======== THE INPUT ========
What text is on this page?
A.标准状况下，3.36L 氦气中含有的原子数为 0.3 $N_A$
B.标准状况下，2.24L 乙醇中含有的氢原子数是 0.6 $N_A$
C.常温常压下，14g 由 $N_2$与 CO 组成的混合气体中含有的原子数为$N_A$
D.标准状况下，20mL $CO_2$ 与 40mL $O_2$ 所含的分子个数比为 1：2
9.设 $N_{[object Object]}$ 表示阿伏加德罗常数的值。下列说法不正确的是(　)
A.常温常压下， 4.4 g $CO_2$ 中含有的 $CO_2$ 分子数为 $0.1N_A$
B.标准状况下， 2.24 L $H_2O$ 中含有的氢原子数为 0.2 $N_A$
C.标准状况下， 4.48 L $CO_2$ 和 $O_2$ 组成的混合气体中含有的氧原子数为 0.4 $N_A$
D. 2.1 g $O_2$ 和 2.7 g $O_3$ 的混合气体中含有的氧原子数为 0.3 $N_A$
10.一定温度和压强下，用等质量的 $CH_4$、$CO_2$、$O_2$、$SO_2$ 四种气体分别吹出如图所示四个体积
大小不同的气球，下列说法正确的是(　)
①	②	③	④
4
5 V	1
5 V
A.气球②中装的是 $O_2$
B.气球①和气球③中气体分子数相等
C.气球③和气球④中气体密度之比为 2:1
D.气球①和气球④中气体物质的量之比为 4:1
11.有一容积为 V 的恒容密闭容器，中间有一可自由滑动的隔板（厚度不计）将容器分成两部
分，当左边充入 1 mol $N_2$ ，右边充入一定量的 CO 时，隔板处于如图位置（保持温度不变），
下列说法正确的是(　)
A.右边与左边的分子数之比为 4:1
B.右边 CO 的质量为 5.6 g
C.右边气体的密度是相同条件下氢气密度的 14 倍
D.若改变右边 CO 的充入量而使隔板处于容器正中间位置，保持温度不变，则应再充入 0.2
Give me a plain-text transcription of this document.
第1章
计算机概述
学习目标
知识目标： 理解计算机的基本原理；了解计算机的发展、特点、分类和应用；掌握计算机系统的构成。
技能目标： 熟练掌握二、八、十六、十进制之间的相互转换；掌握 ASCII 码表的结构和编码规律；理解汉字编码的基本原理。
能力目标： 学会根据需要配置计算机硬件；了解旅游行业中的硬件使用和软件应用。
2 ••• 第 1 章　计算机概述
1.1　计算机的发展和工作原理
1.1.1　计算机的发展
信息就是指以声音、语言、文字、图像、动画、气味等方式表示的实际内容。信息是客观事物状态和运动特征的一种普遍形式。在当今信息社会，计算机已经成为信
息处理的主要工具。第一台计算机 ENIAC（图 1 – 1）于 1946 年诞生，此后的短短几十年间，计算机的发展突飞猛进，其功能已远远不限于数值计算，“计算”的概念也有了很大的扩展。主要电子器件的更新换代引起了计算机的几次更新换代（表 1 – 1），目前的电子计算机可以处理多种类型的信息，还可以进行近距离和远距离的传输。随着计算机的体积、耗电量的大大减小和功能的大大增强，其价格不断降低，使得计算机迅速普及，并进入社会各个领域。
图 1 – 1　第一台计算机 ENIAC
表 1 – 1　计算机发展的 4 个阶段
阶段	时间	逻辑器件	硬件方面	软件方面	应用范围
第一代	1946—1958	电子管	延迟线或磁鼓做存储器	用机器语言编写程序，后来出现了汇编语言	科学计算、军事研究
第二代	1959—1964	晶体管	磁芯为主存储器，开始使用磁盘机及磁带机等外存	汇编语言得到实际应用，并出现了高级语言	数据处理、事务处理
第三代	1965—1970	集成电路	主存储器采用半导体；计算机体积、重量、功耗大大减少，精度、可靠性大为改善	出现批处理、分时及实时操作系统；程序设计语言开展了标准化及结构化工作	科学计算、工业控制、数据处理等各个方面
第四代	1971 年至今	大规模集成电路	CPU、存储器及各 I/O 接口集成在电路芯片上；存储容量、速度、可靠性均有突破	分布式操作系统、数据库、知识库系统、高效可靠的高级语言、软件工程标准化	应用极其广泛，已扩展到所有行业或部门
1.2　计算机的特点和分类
========
DO THIS:
Search the data for "text". Copy every matching line.

SOLUTION FOR THIS EXERCISE:
What text is on this page?
Give me a plain-text transcription of this document.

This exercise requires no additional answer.